▶ [Task brief] Tally the lines in these records that hold the string "this", and reply with the number alone.

● ● ●

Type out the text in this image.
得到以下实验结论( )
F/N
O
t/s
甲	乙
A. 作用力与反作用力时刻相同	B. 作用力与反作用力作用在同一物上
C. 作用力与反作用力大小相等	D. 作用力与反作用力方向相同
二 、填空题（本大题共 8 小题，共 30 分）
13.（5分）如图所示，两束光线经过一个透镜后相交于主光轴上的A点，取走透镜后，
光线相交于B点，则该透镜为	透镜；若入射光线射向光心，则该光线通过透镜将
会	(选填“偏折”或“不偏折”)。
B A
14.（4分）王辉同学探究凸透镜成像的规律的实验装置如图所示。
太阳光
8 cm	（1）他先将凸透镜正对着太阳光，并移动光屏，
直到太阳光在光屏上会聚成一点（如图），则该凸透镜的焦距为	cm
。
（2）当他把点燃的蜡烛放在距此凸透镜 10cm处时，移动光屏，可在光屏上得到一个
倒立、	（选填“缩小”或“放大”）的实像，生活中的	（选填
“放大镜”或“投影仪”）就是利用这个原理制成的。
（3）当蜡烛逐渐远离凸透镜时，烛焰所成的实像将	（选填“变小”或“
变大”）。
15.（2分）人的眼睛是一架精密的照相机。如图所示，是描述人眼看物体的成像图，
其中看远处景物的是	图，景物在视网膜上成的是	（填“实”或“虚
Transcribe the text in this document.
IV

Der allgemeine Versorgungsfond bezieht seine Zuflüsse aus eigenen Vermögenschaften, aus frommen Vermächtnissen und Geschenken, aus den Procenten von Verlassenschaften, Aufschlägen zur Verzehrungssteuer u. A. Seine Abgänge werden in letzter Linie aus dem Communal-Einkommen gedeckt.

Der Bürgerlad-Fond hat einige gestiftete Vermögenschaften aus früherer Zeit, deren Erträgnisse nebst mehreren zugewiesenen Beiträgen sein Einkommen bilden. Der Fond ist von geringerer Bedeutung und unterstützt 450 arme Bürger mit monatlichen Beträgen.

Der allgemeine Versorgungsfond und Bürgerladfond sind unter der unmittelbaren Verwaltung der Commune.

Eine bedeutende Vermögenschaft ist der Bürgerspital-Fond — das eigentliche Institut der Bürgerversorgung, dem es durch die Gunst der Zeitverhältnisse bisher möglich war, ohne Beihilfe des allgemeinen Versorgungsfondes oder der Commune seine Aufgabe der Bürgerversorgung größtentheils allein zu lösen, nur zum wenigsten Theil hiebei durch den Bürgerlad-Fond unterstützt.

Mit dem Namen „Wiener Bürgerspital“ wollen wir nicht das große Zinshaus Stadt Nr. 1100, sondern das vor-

● ● ●

▶ [Output of the task] 2